**Exercise brief**
Report all lines from the entries below in which "title" appears.

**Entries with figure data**
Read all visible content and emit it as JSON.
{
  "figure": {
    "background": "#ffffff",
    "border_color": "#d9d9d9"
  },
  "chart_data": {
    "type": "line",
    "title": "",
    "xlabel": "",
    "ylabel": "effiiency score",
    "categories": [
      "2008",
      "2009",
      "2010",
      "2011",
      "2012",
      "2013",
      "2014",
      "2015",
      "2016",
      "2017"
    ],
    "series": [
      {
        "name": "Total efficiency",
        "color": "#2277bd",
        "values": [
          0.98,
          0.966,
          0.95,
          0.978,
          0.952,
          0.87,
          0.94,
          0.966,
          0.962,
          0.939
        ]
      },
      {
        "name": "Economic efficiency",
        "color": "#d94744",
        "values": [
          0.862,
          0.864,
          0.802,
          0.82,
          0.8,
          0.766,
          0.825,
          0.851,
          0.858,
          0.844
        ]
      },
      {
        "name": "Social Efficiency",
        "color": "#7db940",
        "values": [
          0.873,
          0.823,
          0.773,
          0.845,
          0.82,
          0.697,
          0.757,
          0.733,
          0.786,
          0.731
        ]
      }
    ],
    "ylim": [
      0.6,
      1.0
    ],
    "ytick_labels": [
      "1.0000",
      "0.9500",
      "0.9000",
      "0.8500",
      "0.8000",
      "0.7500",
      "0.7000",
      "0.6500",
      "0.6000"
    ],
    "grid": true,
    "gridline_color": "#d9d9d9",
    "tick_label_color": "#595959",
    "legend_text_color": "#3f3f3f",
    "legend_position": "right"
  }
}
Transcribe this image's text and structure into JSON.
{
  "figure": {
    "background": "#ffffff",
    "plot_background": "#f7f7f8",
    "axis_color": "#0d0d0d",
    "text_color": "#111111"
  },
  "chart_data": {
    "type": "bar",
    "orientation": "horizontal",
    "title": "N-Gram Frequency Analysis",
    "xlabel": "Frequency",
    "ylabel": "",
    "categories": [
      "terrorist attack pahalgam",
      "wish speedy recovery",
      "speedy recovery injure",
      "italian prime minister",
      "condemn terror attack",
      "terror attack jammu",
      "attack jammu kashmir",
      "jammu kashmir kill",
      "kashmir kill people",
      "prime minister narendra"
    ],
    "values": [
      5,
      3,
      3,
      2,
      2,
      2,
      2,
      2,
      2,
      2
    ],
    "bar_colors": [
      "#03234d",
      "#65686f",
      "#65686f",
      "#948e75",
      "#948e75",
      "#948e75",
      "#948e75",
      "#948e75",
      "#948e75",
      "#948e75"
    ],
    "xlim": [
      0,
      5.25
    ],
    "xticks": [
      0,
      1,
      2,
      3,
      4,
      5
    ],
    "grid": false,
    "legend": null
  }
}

**Exercise response**
    "title": "",
    "title": "N-Gram Frequency Analysis",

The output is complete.